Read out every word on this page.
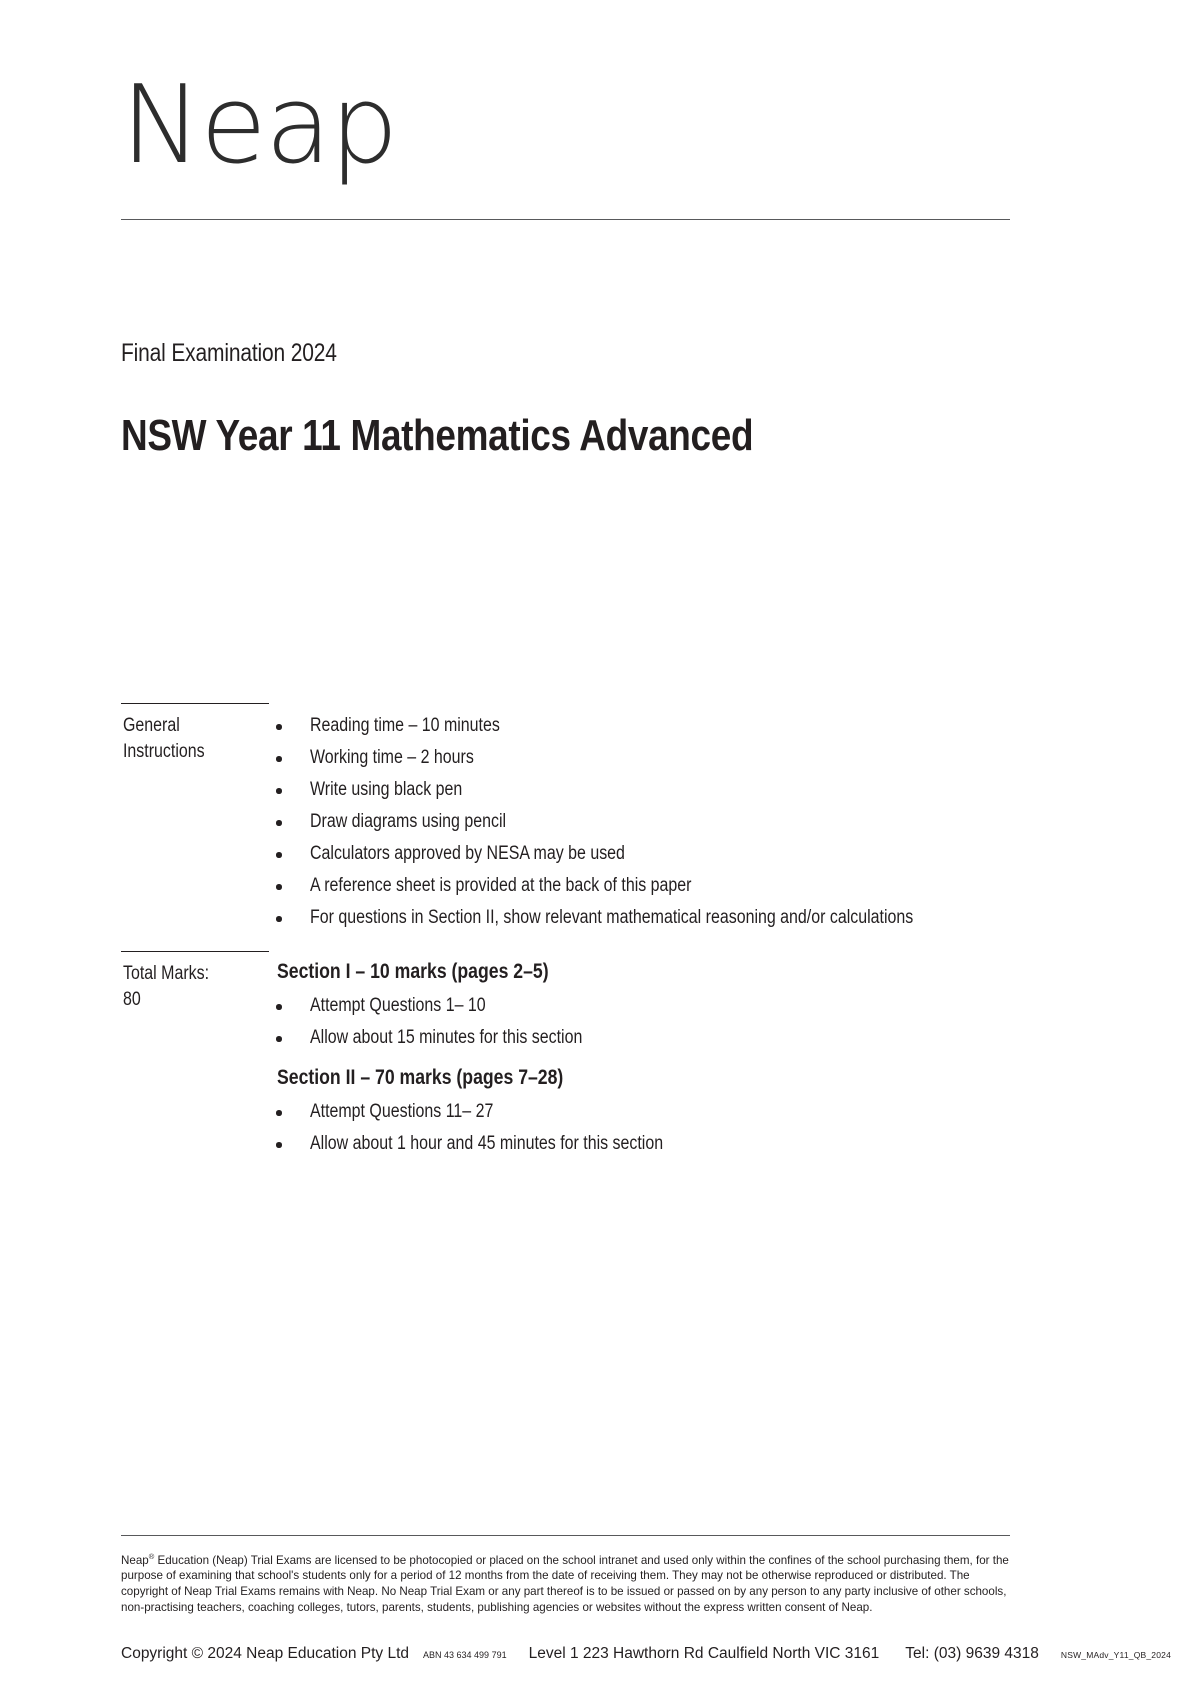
Neap
Final Examination 2024
NSW Year 11 Mathematics Advanced
General
Instructions
Reading time – 10 minutes
Working time – 2 hours
Write using black pen
Draw diagrams using pencil
Calculators approved by NESA may be used
A reference sheet is provided at the back of this paper
For questions in Section II, show relevant mathematical reasoning and/or calculations
Total Marks:
80
Section I – 10 marks (pages 2–5)
Attempt Questions 1– 10
Allow about 15 minutes for this section
Section II – 70 marks (pages 7–28)
Attempt Questions 11– 27
Allow about 1 hour and 45 minutes for this section
Neap® Education (Neap) Trial Exams are licensed to be photocopied or placed on the school intranet and used only within the confines of the school purchasing them, for the purpose of examining that school's students only for a period of 12 months from the date of receiving them. They may not be otherwise reproduced or distributed. The copyright of Neap Trial Exams remains with Neap. No Neap Trial Exam or any part thereof is to be issued or passed on by any person to any party inclusive of other schools, non-practising teachers, coaching colleges, tutors, parents, students, publishing agencies or websites without the express written consent of Neap.
Copyright © 2024 Neap Education Pty Ltd ABN 43 634 499 791 Level 1 223 Hawthorn Rd Caulfield North VIC 3161 Tel: (03) 9639 4318	NSW_MAdv_Y11_QB_2024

.....

*REQUIRED WORK:* Transcribe the material as is, with images omitted.

*ANSWER TO THE PROBLEM:*
Read out every word on this page.
Neap
Final Examination 2024
NSW Year 11 Mathematics Advanced
General
Instructions
Reading time – 10 minutes
Working time – 2 hours
Write using black pen
Draw diagrams using pencil
Calculators approved by NESA may be used
A reference sheet is provided at the back of this paper
For questions in Section II, show relevant mathematical reasoning and/or calculations
Total Marks:
80
Section I – 10 marks (pages 2–5)
Attempt Questions 1– 10
Allow about 15 minutes for this section
Section II – 70 marks (pages 7–28)
Attempt Questions 11– 27
Allow about 1 hour and 45 minutes for this section
Neap® Education (Neap) Trial Exams are licensed to be photocopied or placed on the school intranet and used only within the confines of the school purchasing them, for the purpose of examining that school's students only for a period of 12 months from the date of receiving them. They may not be otherwise reproduced or distributed. The copyright of Neap Trial Exams remains with Neap. No Neap Trial Exam or any part thereof is to be issued or passed on by any person to any party inclusive of other schools, non-practising teachers, coaching colleges, tutors, parents, students, publishing agencies or websites without the express written consent of Neap.
Copyright © 2024 Neap Education Pty Ltd ABN 43 634 499 791 Level 1 223 Hawthorn Rd Caulfield North VIC 3161 Tel: (03) 9639 4318	NSW_MAdv_Y11_QB_2024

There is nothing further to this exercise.